* Work instructions: What is the number of lines in these entries that include "ylabel"? Write that number and no other text.

* Supplied records:
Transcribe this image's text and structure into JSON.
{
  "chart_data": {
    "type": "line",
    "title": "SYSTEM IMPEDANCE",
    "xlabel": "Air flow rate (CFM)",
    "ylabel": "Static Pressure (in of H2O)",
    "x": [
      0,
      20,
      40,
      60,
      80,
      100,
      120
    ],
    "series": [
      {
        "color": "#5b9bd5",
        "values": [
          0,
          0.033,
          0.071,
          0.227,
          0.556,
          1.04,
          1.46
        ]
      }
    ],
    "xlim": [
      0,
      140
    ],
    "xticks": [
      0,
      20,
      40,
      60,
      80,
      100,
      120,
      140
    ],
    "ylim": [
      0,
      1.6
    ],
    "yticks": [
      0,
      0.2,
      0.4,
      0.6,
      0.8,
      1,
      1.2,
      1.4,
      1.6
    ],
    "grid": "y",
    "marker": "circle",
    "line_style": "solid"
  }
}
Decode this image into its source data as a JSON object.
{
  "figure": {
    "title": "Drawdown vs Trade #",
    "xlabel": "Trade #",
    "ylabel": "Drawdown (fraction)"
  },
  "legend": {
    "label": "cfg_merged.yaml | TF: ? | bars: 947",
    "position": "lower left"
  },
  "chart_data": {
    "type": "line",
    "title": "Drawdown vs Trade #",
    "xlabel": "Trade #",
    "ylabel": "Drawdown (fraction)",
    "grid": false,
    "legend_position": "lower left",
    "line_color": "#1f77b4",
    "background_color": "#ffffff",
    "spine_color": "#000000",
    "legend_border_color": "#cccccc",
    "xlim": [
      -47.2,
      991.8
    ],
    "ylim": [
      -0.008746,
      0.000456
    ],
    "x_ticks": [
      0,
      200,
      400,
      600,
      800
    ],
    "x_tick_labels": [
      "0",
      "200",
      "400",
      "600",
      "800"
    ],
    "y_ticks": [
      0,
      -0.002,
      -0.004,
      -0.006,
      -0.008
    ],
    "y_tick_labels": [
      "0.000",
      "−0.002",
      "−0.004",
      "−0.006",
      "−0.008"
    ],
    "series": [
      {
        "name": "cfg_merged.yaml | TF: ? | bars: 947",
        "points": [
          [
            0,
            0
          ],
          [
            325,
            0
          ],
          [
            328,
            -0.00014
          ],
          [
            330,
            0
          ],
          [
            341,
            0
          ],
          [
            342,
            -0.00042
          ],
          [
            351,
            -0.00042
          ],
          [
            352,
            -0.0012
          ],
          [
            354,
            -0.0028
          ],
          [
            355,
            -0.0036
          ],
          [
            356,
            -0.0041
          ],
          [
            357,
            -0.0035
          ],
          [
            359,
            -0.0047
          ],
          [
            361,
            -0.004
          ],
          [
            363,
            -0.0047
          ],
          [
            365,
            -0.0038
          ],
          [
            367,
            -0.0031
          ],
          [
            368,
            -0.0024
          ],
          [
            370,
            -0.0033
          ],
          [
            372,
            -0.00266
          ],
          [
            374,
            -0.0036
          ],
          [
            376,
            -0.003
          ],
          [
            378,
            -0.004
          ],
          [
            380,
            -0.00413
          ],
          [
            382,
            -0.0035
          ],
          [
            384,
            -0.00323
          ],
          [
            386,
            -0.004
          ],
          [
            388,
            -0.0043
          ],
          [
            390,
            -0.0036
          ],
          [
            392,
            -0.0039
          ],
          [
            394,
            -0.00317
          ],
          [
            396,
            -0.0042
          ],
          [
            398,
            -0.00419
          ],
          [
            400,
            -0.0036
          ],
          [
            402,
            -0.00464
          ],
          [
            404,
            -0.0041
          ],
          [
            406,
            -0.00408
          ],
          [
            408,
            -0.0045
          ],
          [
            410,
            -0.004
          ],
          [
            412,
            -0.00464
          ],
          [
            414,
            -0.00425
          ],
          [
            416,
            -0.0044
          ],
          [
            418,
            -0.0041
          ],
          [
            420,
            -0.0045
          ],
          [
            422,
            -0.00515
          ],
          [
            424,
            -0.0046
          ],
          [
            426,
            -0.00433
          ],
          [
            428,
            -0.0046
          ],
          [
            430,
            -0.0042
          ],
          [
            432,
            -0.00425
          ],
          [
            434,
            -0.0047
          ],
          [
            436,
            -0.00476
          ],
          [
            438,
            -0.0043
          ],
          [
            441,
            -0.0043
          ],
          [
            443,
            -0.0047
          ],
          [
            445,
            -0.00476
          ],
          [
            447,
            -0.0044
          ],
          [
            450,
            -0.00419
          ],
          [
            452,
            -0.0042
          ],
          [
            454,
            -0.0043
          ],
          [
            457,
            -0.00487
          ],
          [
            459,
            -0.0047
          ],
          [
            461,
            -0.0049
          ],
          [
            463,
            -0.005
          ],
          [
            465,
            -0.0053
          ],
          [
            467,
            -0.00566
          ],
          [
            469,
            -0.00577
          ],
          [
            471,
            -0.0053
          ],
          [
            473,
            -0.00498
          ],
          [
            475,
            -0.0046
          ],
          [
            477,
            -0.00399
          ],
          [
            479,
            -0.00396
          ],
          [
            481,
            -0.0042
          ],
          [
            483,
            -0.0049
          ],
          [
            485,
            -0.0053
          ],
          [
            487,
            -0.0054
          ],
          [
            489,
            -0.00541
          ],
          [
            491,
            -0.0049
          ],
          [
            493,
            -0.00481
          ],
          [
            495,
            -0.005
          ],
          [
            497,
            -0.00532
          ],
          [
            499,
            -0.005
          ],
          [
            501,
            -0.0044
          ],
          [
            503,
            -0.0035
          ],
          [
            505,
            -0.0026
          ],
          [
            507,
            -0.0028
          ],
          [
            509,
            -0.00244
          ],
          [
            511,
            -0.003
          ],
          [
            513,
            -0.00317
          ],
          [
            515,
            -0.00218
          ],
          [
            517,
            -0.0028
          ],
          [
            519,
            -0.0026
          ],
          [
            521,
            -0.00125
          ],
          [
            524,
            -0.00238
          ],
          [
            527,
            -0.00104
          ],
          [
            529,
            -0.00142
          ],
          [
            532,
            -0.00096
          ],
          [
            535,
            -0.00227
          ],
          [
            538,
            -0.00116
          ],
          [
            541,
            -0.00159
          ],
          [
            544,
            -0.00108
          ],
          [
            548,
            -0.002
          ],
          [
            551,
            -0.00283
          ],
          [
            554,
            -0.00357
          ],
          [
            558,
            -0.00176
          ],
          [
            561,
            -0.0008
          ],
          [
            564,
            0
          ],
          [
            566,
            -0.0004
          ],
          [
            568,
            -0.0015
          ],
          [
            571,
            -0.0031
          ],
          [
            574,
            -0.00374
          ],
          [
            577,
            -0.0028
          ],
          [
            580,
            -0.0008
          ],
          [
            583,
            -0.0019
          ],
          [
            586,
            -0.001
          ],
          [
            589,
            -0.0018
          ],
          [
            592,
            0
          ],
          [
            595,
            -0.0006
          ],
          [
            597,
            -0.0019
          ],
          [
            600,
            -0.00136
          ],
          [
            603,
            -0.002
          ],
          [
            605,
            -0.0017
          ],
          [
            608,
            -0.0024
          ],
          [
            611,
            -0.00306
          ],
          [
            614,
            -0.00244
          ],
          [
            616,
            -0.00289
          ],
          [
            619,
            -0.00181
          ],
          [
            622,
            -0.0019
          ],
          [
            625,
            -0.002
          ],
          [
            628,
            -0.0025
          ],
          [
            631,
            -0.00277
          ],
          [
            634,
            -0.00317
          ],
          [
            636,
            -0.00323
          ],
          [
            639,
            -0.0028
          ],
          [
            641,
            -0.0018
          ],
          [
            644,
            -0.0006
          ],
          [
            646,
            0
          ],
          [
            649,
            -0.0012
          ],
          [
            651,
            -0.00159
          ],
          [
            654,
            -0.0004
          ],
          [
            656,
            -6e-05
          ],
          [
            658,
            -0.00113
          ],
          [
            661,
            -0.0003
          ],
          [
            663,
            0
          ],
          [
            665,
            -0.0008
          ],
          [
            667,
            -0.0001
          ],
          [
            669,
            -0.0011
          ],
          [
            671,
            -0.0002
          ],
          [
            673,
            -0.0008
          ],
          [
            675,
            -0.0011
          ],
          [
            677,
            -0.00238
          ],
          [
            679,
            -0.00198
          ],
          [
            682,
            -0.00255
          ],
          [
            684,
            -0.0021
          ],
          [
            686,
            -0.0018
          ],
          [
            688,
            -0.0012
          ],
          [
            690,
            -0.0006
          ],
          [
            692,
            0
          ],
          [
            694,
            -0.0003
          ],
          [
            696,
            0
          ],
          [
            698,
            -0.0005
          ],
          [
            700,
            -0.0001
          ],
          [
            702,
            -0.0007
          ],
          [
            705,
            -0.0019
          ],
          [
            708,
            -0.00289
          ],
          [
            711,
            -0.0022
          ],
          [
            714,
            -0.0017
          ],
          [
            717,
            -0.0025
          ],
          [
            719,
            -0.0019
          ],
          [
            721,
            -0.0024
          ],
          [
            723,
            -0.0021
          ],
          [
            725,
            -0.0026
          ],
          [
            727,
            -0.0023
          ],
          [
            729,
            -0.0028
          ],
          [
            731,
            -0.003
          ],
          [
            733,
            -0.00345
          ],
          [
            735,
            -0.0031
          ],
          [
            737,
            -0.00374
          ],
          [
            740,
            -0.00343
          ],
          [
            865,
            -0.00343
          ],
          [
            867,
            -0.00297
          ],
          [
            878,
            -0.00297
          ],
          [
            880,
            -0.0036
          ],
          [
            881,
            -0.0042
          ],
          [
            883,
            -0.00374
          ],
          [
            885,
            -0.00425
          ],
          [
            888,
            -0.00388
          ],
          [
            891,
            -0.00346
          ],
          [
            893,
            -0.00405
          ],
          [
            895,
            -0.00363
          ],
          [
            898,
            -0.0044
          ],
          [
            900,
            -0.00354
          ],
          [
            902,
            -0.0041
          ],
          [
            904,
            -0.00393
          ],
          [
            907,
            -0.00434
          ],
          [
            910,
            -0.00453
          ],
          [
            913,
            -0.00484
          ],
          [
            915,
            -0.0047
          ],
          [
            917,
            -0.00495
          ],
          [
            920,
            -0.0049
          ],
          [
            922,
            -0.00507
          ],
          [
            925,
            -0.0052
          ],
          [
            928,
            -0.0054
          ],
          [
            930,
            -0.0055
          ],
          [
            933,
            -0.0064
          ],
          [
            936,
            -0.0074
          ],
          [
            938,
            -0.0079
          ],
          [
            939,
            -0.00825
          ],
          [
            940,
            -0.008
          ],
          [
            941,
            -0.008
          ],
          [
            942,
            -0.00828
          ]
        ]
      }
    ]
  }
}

* Problem solution: 3